• **Aim**: Count every line where "color" occurs. Give the total alone.

========================

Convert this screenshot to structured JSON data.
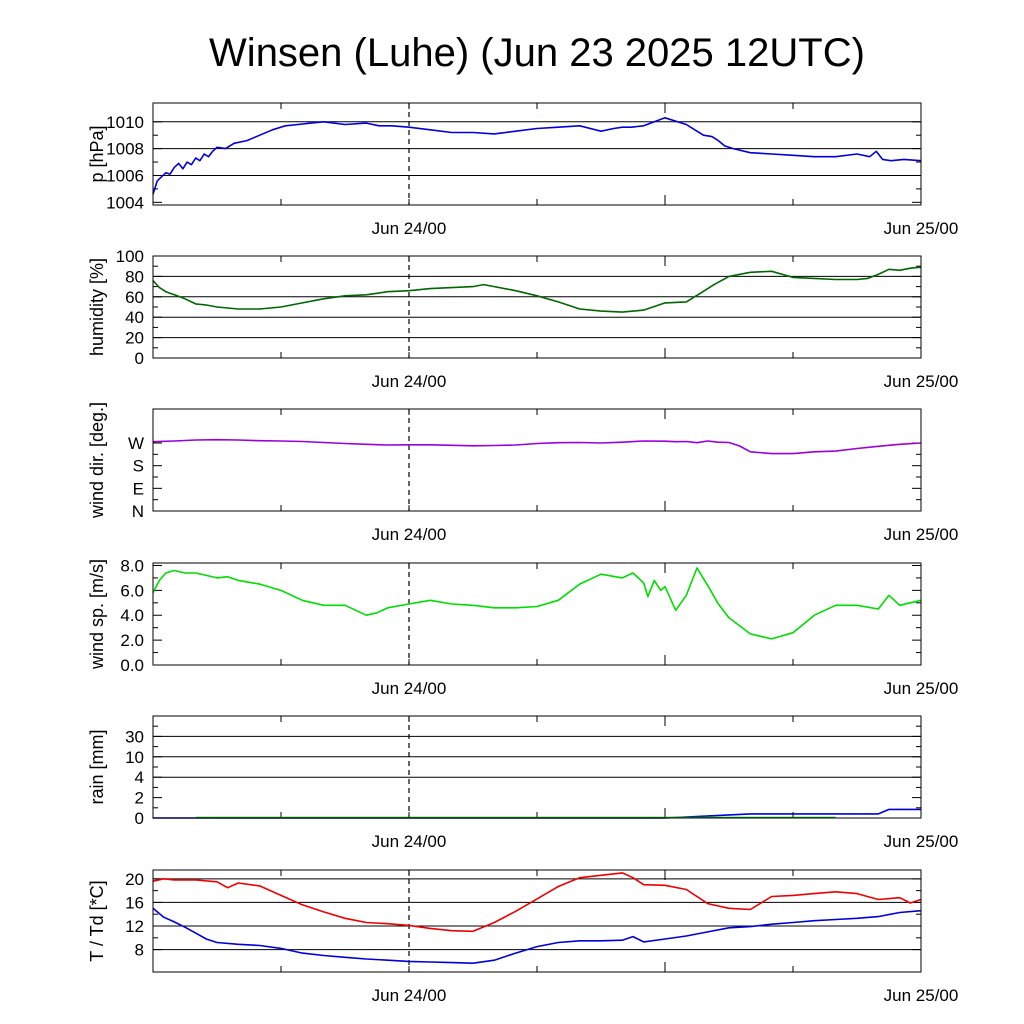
{
  "title": "Winsen (Luhe) (Jun 23 2025 12UTC)",
  "time_axis": {
    "start": "2025-06-23 12:00 UTC",
    "end": "2025-06-25 00:00 UTC",
    "hours_span": 36,
    "labels": [
      {
        "hour": 12,
        "text": "Jun 24/00"
      },
      {
        "hour": 36,
        "text": "Jun 25/00"
      }
    ],
    "dashed_marker_hour": 12
  },
  "chart_data": [
    {
      "type": "line",
      "ylabel": "p [hPa]",
      "ylim": [
        1003.8,
        1011.4
      ],
      "yticks": [
        1004,
        1006,
        1008,
        1010
      ],
      "ytick_labels": [
        "1004",
        "1006",
        "1008",
        "1010"
      ],
      "grid": [
        1006,
        1008,
        1010
      ],
      "series": [
        {
          "color": "#0000dd",
          "x": [
            0,
            0.2,
            0.4,
            0.6,
            0.8,
            1.0,
            1.2,
            1.4,
            1.6,
            1.8,
            2.0,
            2.2,
            2.4,
            2.6,
            2.8,
            3.0,
            3.4,
            3.8,
            4.4,
            5.0,
            5.6,
            6.2,
            6.8,
            7.4,
            8.0,
            9.0,
            10.0,
            10.6,
            11.2,
            12.0,
            13.0,
            14.0,
            15.0,
            16.0,
            17.0,
            18.0,
            19.0,
            20.0,
            21.0,
            21.6,
            22.0,
            22.4,
            23.0,
            24.0,
            25.0,
            25.8,
            26.2,
            26.5,
            26.8,
            27.2,
            28.0,
            29.0,
            30.0,
            31.0,
            32.0,
            33.0,
            33.6,
            33.9,
            34.2,
            34.6,
            35.2,
            36.0
          ],
          "values": [
            1004.6,
            1005.6,
            1005.9,
            1006.2,
            1006.1,
            1006.6,
            1006.9,
            1006.5,
            1007.0,
            1006.8,
            1007.3,
            1007.1,
            1007.6,
            1007.4,
            1007.8,
            1008.1,
            1008.0,
            1008.4,
            1008.6,
            1009.0,
            1009.4,
            1009.7,
            1009.8,
            1009.9,
            1010.0,
            1009.8,
            1009.9,
            1009.7,
            1009.7,
            1009.6,
            1009.4,
            1009.2,
            1009.2,
            1009.1,
            1009.3,
            1009.5,
            1009.6,
            1009.7,
            1009.3,
            1009.5,
            1009.6,
            1009.6,
            1009.7,
            1010.3,
            1009.8,
            1009.0,
            1008.9,
            1008.6,
            1008.2,
            1008.0,
            1007.7,
            1007.6,
            1007.5,
            1007.4,
            1007.4,
            1007.6,
            1007.4,
            1007.8,
            1007.2,
            1007.1,
            1007.2,
            1007.1
          ]
        }
      ]
    },
    {
      "type": "line",
      "ylabel": "humidity [%]",
      "ylim": [
        0,
        100
      ],
      "yticks": [
        0,
        20,
        40,
        60,
        80,
        100
      ],
      "ytick_labels": [
        "0",
        "20",
        "40",
        "60",
        "80",
        "100"
      ],
      "grid": [
        20,
        40,
        60,
        80
      ],
      "series": [
        {
          "color": "#006600",
          "x": [
            0,
            0.3,
            0.6,
            1.0,
            1.5,
            2.0,
            2.5,
            3.0,
            3.5,
            4.0,
            5.0,
            6.0,
            7.0,
            8.0,
            9.0,
            10.0,
            11.0,
            12.0,
            13.0,
            14.0,
            15.0,
            15.5,
            16.0,
            17.0,
            18.0,
            19.0,
            20.0,
            21.0,
            22.0,
            23.0,
            24.0,
            25.0,
            25.7,
            26.3,
            27.0,
            28.0,
            29.0,
            30.0,
            31.0,
            32.0,
            33.0,
            33.5,
            34.0,
            34.5,
            35.0,
            35.5,
            36.0
          ],
          "values": [
            76,
            69,
            65,
            62,
            58,
            53,
            52,
            50,
            49,
            48,
            48,
            50,
            54,
            58,
            61,
            62,
            65,
            66,
            68,
            69,
            70,
            72,
            70,
            66,
            61,
            55,
            48,
            46,
            45,
            47,
            54,
            55,
            64,
            72,
            80,
            84,
            85,
            79,
            78,
            77,
            77,
            78,
            82,
            87,
            86,
            88,
            89
          ]
        }
      ]
    },
    {
      "type": "line",
      "ylabel": "wind dir. [deg.]",
      "ylim": [
        0,
        405
      ],
      "yticks": [
        0,
        90,
        180,
        270
      ],
      "ytick_labels": [
        "N",
        "E",
        "S",
        "W"
      ],
      "grid": [],
      "series": [
        {
          "color": "#9900dd",
          "x": [
            0,
            1,
            2,
            3,
            4,
            5,
            6,
            7,
            8,
            9,
            10,
            11,
            12,
            13,
            14,
            15,
            16,
            17,
            18,
            19,
            20,
            21,
            22,
            23,
            24,
            24.5,
            25,
            25.5,
            26,
            26.5,
            27,
            27.5,
            28,
            29,
            30,
            31,
            32,
            33,
            34,
            35,
            36
          ],
          "values": [
            275,
            278,
            282,
            283,
            282,
            279,
            278,
            276,
            272,
            268,
            265,
            262,
            263,
            263,
            261,
            259,
            260,
            262,
            268,
            271,
            272,
            270,
            273,
            278,
            277,
            275,
            276,
            271,
            278,
            273,
            272,
            258,
            235,
            228,
            228,
            235,
            238,
            248,
            257,
            265,
            270
          ]
        }
      ]
    },
    {
      "type": "line",
      "ylabel": "wind sp. [m/s]",
      "ylim": [
        0,
        8.2
      ],
      "yticks": [
        0.0,
        2.0,
        4.0,
        6.0,
        8.0
      ],
      "ytick_labels": [
        "0.0",
        "2.0",
        "4.0",
        "6.0",
        "8.0"
      ],
      "grid": [],
      "series": [
        {
          "color": "#00dd00",
          "x": [
            0,
            0.3,
            0.6,
            1.0,
            1.5,
            2.0,
            2.5,
            3.0,
            3.5,
            4.0,
            5.0,
            6.0,
            7.0,
            8.0,
            9.0,
            10.0,
            10.5,
            11.0,
            12.0,
            13.0,
            14.0,
            15.0,
            16.0,
            17.0,
            18.0,
            19.0,
            20.0,
            21.0,
            22.0,
            22.5,
            23.0,
            23.2,
            23.5,
            23.8,
            24.0,
            24.5,
            25.0,
            25.5,
            26.0,
            26.5,
            27.0,
            28.0,
            29.0,
            30.0,
            31.0,
            32.0,
            33.0,
            34.0,
            34.5,
            35.0,
            35.5,
            36.0
          ],
          "values": [
            5.8,
            6.8,
            7.4,
            7.6,
            7.4,
            7.4,
            7.2,
            7.0,
            7.1,
            6.8,
            6.5,
            6.0,
            5.2,
            4.8,
            4.8,
            4.0,
            4.2,
            4.6,
            4.9,
            5.2,
            4.9,
            4.8,
            4.6,
            4.6,
            4.7,
            5.2,
            6.5,
            7.3,
            7.0,
            7.4,
            6.6,
            5.5,
            6.8,
            6.0,
            6.3,
            4.4,
            5.6,
            7.8,
            6.4,
            4.9,
            3.8,
            2.5,
            2.1,
            2.6,
            4.0,
            4.8,
            4.8,
            4.5,
            5.6,
            4.8,
            5.0,
            5.2
          ]
        }
      ]
    },
    {
      "type": "line",
      "ylabel": "rain [mm]",
      "ylim": [
        0,
        5
      ],
      "yticks": [
        0,
        1,
        2,
        3,
        4,
        5
      ],
      "ytick_labels": [
        "0",
        "2",
        "4",
        "10",
        "30",
        ""
      ],
      "grid": [
        2,
        3,
        4
      ],
      "series": [
        {
          "color": "#0000dd",
          "x": [
            0,
            24.0,
            25.0,
            27.0,
            28.0,
            34.0,
            34.5,
            35.0,
            36.0
          ],
          "values": [
            0,
            0,
            0.05,
            0.15,
            0.2,
            0.2,
            0.42,
            0.42,
            0.42
          ]
        },
        {
          "color": "#00aa00",
          "x": [
            2.0,
            32.0
          ],
          "values": [
            0.02,
            0.02
          ]
        }
      ]
    },
    {
      "type": "line",
      "ylabel": "T / Td [*C]",
      "ylim": [
        4.2,
        21.5
      ],
      "yticks": [
        8,
        12,
        16,
        20
      ],
      "ytick_labels": [
        "8",
        "12",
        "16",
        "20"
      ],
      "grid": [
        8,
        12,
        16,
        20
      ],
      "series": [
        {
          "color": "#ee0000",
          "x": [
            0,
            0.5,
            1.0,
            2.0,
            3.0,
            3.5,
            4.0,
            5.0,
            6.0,
            7.0,
            8.0,
            9.0,
            10.0,
            11.0,
            12.0,
            13.0,
            14.0,
            15.0,
            16.0,
            17.0,
            18.0,
            19.0,
            20.0,
            21.0,
            22.0,
            22.5,
            23.0,
            24.0,
            25.0,
            26.0,
            27.0,
            28.0,
            29.0,
            30.0,
            31.0,
            32.0,
            33.0,
            34.0,
            35.0,
            35.5,
            36.0
          ],
          "values": [
            19.6,
            20.0,
            19.8,
            19.8,
            19.5,
            18.5,
            19.3,
            18.8,
            17.2,
            15.6,
            14.4,
            13.3,
            12.6,
            12.4,
            12.1,
            11.6,
            11.2,
            11.1,
            12.6,
            14.5,
            16.6,
            18.7,
            20.2,
            20.6,
            21.0,
            20.2,
            19.0,
            18.9,
            18.2,
            15.8,
            15.0,
            14.8,
            17.0,
            17.2,
            17.5,
            17.8,
            17.5,
            16.5,
            16.8,
            15.9,
            16.5
          ]
        },
        {
          "color": "#0000dd",
          "x": [
            0,
            0.5,
            1.0,
            1.5,
            2.0,
            2.5,
            3.0,
            4.0,
            5.0,
            6.0,
            7.0,
            8.0,
            9.0,
            10.0,
            11.0,
            12.0,
            13.0,
            14.0,
            15.0,
            16.0,
            17.0,
            18.0,
            19.0,
            20.0,
            21.0,
            22.0,
            22.5,
            23.0,
            24.0,
            25.0,
            26.0,
            27.0,
            28.0,
            29.0,
            30.0,
            31.0,
            32.0,
            33.0,
            34.0,
            35.0,
            36.0
          ],
          "values": [
            15.0,
            13.5,
            12.7,
            11.8,
            10.8,
            9.8,
            9.2,
            8.9,
            8.7,
            8.2,
            7.4,
            7.0,
            6.7,
            6.4,
            6.2,
            6.0,
            5.9,
            5.8,
            5.7,
            6.2,
            7.4,
            8.5,
            9.2,
            9.5,
            9.5,
            9.6,
            10.2,
            9.3,
            9.8,
            10.3,
            11.0,
            11.7,
            11.9,
            12.3,
            12.6,
            12.9,
            13.1,
            13.3,
            13.6,
            14.3,
            14.6
          ]
        }
      ]
    }
  ]
}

========================

• **Reply to the exercise**: 8